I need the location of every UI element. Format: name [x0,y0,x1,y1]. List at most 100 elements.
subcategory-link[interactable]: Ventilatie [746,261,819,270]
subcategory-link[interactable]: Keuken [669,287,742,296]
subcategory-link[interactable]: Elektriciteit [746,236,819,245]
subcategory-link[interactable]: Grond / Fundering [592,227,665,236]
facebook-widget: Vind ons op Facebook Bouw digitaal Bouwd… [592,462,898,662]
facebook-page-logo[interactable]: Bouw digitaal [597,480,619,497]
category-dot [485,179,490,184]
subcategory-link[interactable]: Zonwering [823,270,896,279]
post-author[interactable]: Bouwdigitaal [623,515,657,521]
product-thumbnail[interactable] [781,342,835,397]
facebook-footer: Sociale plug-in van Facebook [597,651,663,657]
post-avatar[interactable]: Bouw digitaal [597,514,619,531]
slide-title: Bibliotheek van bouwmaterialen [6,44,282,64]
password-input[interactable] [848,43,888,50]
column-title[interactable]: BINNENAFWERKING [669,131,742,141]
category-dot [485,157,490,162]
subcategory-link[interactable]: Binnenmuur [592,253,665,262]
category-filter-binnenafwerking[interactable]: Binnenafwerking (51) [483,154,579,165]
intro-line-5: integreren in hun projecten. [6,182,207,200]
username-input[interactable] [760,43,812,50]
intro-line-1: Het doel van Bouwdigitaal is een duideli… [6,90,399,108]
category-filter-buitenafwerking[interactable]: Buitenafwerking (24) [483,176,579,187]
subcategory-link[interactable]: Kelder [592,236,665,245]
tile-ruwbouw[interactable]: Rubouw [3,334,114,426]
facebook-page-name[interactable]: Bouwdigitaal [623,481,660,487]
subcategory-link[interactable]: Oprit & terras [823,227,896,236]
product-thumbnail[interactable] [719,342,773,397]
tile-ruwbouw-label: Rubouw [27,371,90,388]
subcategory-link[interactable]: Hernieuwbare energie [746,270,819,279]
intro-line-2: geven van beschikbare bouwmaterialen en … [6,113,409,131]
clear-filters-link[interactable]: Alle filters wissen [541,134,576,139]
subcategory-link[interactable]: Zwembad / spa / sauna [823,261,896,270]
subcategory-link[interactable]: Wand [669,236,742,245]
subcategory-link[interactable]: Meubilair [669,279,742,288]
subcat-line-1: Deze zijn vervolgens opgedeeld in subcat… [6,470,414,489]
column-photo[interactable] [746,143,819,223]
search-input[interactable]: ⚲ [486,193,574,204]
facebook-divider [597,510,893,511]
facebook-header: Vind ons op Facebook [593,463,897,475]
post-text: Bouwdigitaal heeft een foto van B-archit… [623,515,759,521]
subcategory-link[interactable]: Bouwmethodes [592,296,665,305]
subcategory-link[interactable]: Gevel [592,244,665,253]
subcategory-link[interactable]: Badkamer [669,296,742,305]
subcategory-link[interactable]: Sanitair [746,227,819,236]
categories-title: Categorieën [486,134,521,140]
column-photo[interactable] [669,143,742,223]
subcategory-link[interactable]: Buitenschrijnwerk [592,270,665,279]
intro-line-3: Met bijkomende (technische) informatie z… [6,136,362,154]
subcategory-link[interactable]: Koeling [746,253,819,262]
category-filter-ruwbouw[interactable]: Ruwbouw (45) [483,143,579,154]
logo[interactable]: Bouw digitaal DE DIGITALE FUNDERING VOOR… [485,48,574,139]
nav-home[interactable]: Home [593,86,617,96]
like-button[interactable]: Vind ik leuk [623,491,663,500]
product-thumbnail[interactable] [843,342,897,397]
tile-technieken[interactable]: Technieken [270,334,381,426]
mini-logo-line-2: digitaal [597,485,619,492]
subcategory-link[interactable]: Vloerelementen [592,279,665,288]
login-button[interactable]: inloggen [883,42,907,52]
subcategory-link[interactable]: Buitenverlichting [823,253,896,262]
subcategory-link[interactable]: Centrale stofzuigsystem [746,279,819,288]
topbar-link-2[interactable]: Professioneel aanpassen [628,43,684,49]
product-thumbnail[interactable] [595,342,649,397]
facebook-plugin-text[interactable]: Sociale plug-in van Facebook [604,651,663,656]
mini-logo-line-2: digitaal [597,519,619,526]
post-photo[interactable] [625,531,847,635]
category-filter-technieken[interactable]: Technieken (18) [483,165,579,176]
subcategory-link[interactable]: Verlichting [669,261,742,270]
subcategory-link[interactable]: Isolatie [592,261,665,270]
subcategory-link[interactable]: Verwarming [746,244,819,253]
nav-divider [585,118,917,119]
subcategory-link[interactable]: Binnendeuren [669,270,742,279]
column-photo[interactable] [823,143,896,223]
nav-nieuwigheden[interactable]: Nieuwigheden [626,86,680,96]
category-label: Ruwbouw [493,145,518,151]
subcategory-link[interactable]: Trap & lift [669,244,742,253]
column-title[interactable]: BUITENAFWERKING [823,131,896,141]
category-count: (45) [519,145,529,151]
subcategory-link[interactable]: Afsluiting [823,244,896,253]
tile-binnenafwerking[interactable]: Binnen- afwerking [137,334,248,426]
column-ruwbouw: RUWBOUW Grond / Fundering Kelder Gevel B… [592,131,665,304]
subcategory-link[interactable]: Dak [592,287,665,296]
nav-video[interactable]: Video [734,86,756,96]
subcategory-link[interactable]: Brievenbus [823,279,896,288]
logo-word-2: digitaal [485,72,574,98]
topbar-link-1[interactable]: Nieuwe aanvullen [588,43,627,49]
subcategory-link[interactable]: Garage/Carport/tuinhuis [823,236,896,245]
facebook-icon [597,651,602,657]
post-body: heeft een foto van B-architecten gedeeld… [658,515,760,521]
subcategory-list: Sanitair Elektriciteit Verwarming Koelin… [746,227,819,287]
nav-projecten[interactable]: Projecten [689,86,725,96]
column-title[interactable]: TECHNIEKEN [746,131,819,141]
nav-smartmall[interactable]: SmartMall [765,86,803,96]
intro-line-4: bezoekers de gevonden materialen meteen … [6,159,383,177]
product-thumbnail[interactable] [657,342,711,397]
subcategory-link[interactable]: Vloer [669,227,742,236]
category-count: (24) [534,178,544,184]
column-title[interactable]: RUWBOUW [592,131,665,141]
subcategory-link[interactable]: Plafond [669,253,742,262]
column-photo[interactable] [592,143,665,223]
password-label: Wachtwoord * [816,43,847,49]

____

Copy the rows from the beginning through the line that contains "category-dot [485,157,490,162]", substituting "subcategory-item" for every "subcategory-link" and leaving everything else unchanged.

# Exercise response
I need the location of every UI element. Format: name [x0,y0,x1,y1]. List at most 100 elements.
subcategory-item[interactable]: Ventilatie [746,261,819,270]
subcategory-item[interactable]: Keuken [669,287,742,296]
subcategory-item[interactable]: Elektriciteit [746,236,819,245]
subcategory-item[interactable]: Grond / Fundering [592,227,665,236]
facebook-widget: Vind ons op Facebook Bouw digitaal Bouwd… [592,462,898,662]
facebook-page-logo[interactable]: Bouw digitaal [597,480,619,497]
category-dot [485,179,490,184]
subcategory-item[interactable]: Zonwering [823,270,896,279]
post-author[interactable]: Bouwdigitaal [623,515,657,521]
product-thumbnail[interactable] [781,342,835,397]
facebook-footer: Sociale plug-in van Facebook [597,651,663,657]
post-avatar[interactable]: Bouw digitaal [597,514,619,531]
slide-title: Bibliotheek van bouwmaterialen [6,44,282,64]
password-input[interactable] [848,43,888,50]
column-title[interactable]: BINNENAFWERKING [669,131,742,141]
category-dot [485,157,490,162]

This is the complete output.